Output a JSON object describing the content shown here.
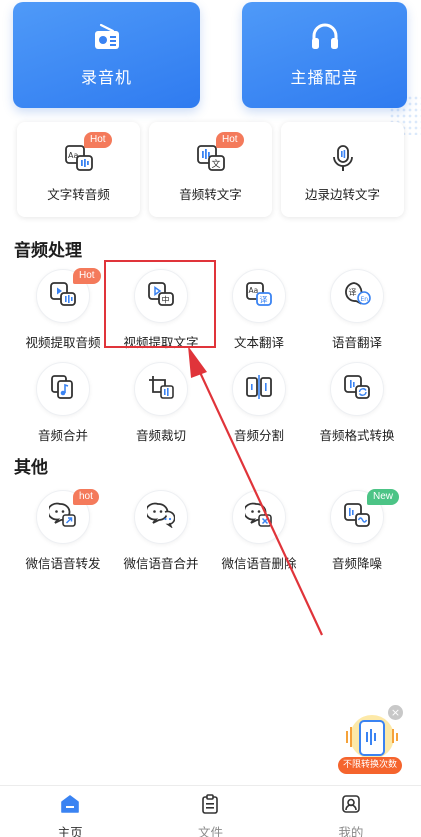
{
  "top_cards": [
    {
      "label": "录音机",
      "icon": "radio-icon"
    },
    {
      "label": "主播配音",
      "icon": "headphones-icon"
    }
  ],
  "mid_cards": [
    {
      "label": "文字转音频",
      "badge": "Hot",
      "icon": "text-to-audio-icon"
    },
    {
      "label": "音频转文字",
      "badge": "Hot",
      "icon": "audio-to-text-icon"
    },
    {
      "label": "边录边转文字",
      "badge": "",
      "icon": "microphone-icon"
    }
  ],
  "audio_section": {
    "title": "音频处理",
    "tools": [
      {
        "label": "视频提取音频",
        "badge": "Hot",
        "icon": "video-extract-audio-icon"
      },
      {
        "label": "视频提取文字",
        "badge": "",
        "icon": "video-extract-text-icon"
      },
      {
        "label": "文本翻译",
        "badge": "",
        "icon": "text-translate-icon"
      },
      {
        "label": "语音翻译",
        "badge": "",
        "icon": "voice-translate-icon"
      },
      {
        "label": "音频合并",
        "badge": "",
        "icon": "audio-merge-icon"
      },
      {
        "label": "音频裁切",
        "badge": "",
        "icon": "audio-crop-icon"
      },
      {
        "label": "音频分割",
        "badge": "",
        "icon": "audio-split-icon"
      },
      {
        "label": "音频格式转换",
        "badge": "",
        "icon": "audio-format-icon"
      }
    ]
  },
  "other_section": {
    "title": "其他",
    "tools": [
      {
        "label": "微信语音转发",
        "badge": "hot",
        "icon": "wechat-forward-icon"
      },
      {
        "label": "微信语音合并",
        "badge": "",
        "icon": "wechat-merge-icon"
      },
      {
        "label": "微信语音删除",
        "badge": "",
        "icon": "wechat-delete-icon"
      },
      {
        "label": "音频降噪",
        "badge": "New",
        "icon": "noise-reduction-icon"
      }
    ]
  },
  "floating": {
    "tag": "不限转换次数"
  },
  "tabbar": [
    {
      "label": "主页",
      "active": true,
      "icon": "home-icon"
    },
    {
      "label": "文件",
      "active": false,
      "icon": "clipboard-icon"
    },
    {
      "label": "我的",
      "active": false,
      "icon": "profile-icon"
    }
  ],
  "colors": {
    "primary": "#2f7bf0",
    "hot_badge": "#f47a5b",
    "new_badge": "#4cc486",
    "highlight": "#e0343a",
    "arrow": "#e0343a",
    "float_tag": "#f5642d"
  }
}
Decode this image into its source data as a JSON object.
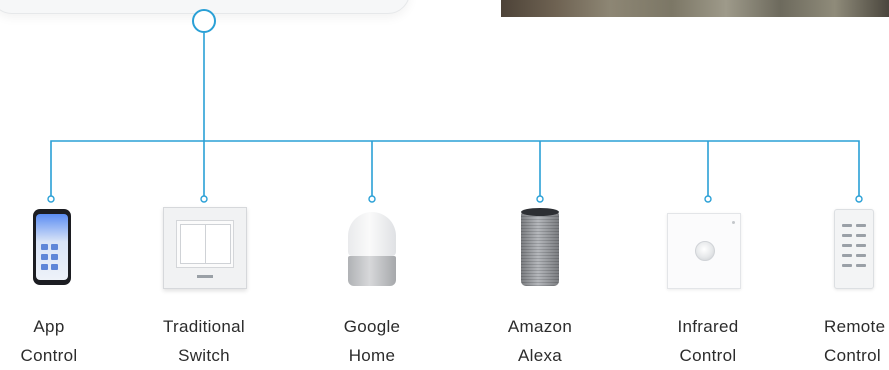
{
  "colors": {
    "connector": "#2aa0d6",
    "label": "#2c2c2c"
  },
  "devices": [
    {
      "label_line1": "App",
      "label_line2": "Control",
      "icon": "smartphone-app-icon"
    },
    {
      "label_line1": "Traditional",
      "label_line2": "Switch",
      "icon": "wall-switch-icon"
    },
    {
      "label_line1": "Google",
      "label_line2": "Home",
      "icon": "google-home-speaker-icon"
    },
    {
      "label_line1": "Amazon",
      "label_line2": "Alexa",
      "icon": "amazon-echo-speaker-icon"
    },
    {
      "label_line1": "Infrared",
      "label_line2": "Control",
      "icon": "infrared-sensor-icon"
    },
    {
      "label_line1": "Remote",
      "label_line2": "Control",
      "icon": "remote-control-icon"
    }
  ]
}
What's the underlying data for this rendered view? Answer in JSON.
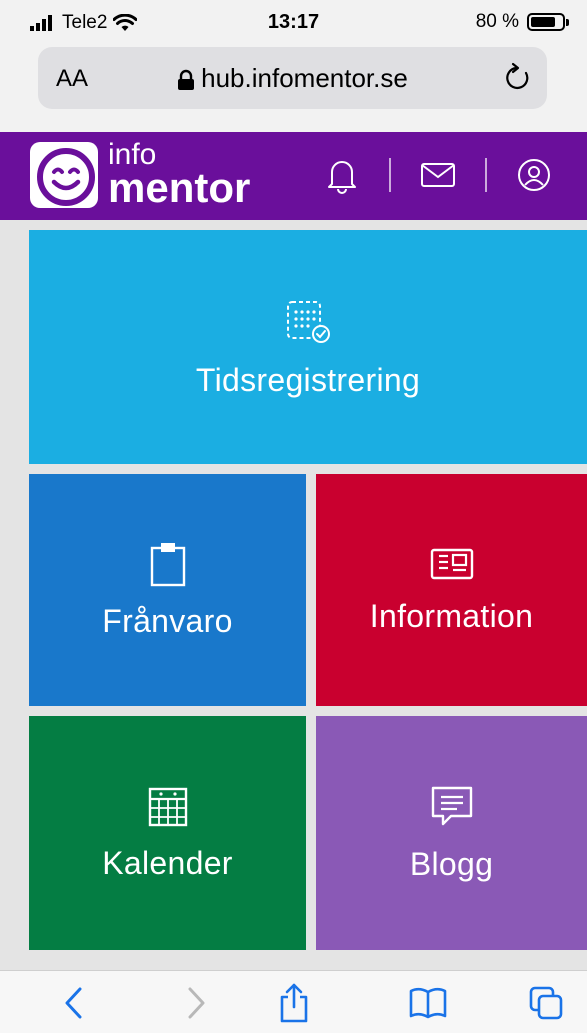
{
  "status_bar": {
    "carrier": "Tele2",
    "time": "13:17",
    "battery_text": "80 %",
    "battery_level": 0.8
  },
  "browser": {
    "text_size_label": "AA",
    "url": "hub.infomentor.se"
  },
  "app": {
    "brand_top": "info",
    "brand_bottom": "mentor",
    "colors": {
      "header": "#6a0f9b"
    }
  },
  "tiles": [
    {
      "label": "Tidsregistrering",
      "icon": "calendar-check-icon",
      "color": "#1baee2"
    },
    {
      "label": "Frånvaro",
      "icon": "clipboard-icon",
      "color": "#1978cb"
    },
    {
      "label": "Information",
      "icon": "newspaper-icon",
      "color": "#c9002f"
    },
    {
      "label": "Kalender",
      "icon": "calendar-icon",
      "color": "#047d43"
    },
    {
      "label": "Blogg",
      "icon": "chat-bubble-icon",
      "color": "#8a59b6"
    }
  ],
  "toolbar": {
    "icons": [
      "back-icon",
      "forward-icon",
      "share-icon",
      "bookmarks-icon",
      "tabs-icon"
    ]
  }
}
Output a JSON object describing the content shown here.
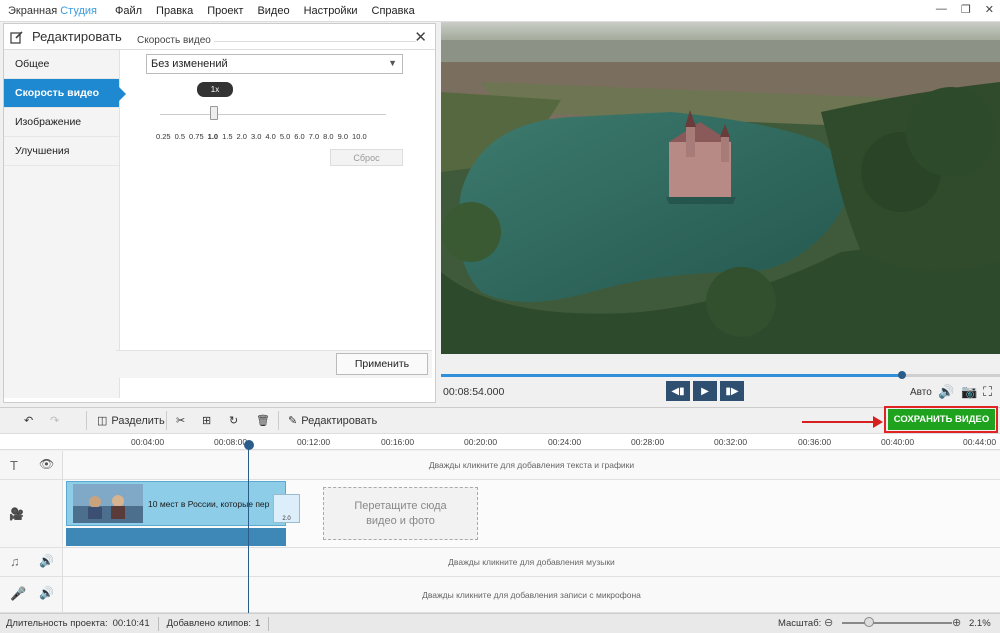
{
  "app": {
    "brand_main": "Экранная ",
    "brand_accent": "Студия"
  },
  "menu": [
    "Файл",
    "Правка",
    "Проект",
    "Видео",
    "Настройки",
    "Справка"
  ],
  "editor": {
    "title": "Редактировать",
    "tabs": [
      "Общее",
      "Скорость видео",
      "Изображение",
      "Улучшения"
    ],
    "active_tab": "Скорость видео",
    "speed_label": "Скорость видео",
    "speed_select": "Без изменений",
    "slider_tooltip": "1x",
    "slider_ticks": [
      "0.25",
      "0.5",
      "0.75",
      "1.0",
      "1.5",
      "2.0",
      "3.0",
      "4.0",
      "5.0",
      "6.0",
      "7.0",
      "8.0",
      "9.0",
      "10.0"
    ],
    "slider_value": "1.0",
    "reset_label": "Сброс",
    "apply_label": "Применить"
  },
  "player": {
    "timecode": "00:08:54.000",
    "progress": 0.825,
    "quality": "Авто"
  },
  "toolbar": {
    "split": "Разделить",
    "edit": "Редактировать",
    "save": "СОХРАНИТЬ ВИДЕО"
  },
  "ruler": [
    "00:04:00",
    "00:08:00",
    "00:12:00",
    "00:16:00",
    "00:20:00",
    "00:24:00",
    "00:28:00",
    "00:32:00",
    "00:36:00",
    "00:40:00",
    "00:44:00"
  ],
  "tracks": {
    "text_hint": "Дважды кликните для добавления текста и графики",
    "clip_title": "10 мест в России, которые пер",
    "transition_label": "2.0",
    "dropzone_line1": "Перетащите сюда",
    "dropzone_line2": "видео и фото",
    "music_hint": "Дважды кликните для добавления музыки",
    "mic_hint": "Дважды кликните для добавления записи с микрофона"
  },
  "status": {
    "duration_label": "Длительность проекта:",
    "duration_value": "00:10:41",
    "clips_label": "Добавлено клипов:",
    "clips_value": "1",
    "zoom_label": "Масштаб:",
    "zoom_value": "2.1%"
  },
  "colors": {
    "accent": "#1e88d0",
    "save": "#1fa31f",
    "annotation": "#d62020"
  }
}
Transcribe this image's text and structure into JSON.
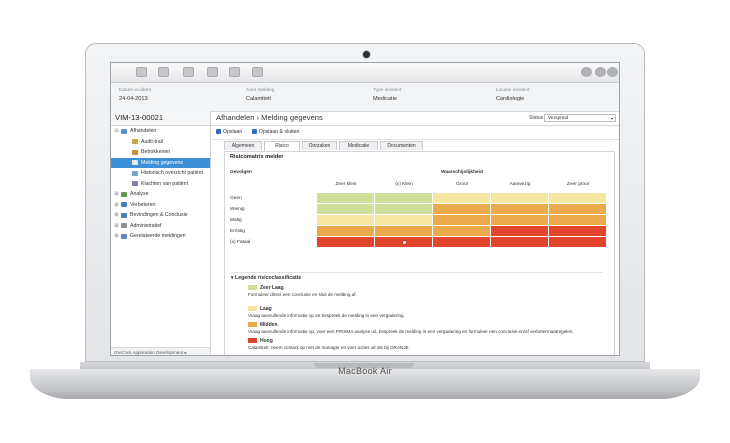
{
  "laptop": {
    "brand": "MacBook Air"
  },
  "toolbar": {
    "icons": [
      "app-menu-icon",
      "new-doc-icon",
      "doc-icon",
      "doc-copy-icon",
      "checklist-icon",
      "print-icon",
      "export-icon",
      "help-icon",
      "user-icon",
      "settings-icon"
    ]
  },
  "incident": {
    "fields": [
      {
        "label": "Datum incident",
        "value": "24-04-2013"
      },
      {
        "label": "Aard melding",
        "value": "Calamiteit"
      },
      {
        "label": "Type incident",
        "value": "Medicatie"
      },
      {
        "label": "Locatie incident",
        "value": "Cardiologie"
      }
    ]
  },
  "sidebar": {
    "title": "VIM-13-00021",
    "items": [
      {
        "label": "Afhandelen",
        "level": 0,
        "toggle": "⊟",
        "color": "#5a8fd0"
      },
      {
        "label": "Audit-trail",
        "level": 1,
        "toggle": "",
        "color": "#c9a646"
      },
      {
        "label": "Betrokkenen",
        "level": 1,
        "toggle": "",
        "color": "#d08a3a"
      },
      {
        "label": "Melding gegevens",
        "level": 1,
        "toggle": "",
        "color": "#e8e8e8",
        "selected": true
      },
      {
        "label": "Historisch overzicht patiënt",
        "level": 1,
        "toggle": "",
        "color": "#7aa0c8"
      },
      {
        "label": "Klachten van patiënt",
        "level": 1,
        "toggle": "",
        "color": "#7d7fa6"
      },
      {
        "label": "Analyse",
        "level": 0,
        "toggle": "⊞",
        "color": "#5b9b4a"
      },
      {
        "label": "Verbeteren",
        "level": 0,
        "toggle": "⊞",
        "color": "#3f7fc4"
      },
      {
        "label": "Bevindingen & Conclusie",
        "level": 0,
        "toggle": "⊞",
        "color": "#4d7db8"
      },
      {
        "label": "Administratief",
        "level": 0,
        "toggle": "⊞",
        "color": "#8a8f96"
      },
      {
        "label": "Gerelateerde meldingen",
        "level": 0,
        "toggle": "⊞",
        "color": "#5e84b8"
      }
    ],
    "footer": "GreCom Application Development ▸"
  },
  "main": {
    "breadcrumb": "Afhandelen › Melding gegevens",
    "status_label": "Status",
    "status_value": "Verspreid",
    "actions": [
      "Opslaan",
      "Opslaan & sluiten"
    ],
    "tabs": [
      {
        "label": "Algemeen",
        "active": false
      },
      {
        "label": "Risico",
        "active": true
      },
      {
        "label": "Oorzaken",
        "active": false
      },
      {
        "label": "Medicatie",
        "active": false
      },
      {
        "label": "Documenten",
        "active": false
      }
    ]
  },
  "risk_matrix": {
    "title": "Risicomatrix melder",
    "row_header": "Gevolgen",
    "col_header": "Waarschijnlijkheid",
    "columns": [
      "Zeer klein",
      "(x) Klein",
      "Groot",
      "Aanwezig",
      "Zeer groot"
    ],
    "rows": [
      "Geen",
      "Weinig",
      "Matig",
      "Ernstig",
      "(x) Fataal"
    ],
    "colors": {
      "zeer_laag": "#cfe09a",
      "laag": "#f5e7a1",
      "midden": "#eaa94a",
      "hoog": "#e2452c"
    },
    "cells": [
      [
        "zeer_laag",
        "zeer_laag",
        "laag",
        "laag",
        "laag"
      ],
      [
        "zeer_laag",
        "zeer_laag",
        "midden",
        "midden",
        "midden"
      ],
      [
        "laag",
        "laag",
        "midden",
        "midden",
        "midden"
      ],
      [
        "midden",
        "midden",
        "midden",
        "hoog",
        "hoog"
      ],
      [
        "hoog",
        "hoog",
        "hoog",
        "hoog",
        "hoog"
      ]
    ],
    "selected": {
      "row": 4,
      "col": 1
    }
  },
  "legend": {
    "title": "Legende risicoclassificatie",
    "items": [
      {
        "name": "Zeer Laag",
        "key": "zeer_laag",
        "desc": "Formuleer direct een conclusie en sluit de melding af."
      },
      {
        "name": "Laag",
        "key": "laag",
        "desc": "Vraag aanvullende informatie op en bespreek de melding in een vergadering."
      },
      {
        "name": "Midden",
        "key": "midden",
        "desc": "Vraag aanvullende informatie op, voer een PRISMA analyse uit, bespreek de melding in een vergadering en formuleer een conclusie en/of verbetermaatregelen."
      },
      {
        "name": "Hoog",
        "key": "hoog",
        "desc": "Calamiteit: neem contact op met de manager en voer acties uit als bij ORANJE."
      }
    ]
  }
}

^^^^

_GIVEN EXERCISE:_ Using the material above, report each line where "voer" occurs.

_RESPONSE FOR THIS EXERCISE:_
        "desc": "Vraag aanvullende informatie op, voer een PRISMA analyse uit, bespreek de melding in een vergadering en formuleer een conclusie en/of verbetermaatregelen."
        "desc": "Calamiteit: neem contact op met de manager en voer acties uit als bij ORANJE."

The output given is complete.